• _TASK DATA_
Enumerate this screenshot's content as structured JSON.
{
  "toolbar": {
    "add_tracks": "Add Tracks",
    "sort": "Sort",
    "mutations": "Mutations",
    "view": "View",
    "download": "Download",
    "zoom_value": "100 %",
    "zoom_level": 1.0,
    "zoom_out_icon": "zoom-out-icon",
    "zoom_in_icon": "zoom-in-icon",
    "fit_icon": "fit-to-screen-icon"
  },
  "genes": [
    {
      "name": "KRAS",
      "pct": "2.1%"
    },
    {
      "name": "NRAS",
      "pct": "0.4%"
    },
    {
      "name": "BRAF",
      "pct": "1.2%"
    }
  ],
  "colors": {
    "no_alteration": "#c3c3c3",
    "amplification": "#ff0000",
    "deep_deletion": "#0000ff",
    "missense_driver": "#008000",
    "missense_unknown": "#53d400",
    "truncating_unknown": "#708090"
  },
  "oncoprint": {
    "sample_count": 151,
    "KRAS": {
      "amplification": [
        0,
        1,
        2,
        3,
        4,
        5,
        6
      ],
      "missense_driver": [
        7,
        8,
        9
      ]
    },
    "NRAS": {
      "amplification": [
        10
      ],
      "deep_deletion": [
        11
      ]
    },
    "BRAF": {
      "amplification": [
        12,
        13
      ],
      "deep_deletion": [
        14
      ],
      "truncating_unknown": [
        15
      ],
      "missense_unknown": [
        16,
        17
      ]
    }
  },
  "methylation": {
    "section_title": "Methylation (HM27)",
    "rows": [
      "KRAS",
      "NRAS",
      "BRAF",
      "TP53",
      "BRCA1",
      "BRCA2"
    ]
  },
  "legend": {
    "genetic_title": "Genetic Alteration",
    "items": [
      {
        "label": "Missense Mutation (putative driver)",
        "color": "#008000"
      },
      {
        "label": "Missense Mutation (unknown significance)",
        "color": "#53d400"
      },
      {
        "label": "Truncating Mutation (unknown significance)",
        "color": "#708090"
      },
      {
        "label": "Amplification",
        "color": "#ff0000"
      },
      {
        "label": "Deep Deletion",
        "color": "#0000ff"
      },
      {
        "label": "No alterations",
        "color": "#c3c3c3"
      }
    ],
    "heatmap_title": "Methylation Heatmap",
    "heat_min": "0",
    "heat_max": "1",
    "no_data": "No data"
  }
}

• _PROBLEM TO WORK ON_
This exercise needs every line of the listing that contains the word "significance".

• _RESPONSE BOX_
        "label": "Missense Mutation (unknown significance)",
        "label": "Truncating Mutation (unknown significance)",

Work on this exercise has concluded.